§ **DIRECTIONS**: Copy each of the rows below, switching "cochlear nucleus" to "cochlear nuclei" wherever it occurs and keeping everything else the same. Omit any pictures from the answer.

§ **DATASET EXCERPTS**:
--

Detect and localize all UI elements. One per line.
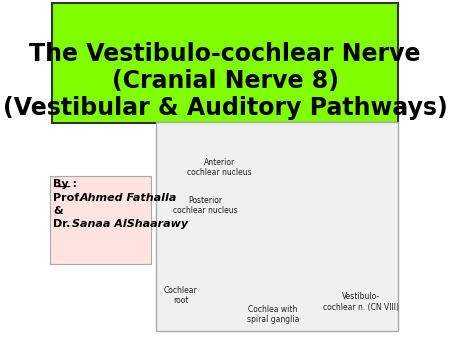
FancyBboxPatch shape — [156, 122, 398, 331]
Text: The Vestibulo-cochlear Nerve: The Vestibulo-cochlear Nerve — [29, 42, 421, 66]
Text: Ahmed Fathalla: Ahmed Fathalla — [80, 193, 177, 203]
Text: Cochlear
root: Cochlear root — [164, 286, 198, 305]
Text: Anterior
cochlear nucleus: Anterior cochlear nucleus — [187, 158, 252, 177]
FancyBboxPatch shape — [50, 176, 151, 264]
Text: Vestibulo-
cochlear n. (CN VIII): Vestibulo- cochlear n. (CN VIII) — [323, 292, 399, 312]
FancyBboxPatch shape — [52, 3, 398, 123]
Text: Sanaa AlShaarawy: Sanaa AlShaarawy — [72, 219, 188, 229]
Text: Posterior
cochlear nucleus: Posterior cochlear nucleus — [173, 196, 238, 215]
Text: Dr.: Dr. — [53, 219, 75, 229]
Text: (Vestibular & Auditory Pathways): (Vestibular & Auditory Pathways) — [3, 96, 447, 120]
Text: &: & — [53, 206, 63, 216]
Text: Cochlea with
spiral ganglia: Cochlea with spiral ganglia — [247, 305, 299, 324]
Text: Prof.: Prof. — [53, 193, 87, 203]
Text: (Cranial Nerve 8): (Cranial Nerve 8) — [112, 69, 338, 93]
Text: By :: By : — [53, 179, 77, 189]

--

§ **CORRECT RESULT**:
Detect and localize all UI elements. One per line.
FancyBboxPatch shape — [156, 122, 398, 331]
Text: The Vestibulo-cochlear Nerve: The Vestibulo-cochlear Nerve — [29, 42, 421, 66]
Text: Ahmed Fathalla: Ahmed Fathalla — [80, 193, 177, 203]
Text: Cochlear
root: Cochlear root — [164, 286, 198, 305]
Text: Anterior
cochlear nuclei: Anterior cochlear nuclei — [187, 158, 252, 177]
FancyBboxPatch shape — [50, 176, 151, 264]
Text: Vestibulo-
cochlear n. (CN VIII): Vestibulo- cochlear n. (CN VIII) — [323, 292, 399, 312]
FancyBboxPatch shape — [52, 3, 398, 123]
Text: Sanaa AlShaarawy: Sanaa AlShaarawy — [72, 219, 188, 229]
Text: Posterior
cochlear nuclei: Posterior cochlear nuclei — [173, 196, 238, 215]
Text: Dr.: Dr. — [53, 219, 75, 229]
Text: (Vestibular & Auditory Pathways): (Vestibular & Auditory Pathways) — [3, 96, 447, 120]
Text: &: & — [53, 206, 63, 216]
Text: Cochlea with
spiral ganglia: Cochlea with spiral ganglia — [247, 305, 299, 324]
Text: Prof.: Prof. — [53, 193, 87, 203]
Text: (Cranial Nerve 8): (Cranial Nerve 8) — [112, 69, 338, 93]
Text: By :: By : — [53, 179, 77, 189]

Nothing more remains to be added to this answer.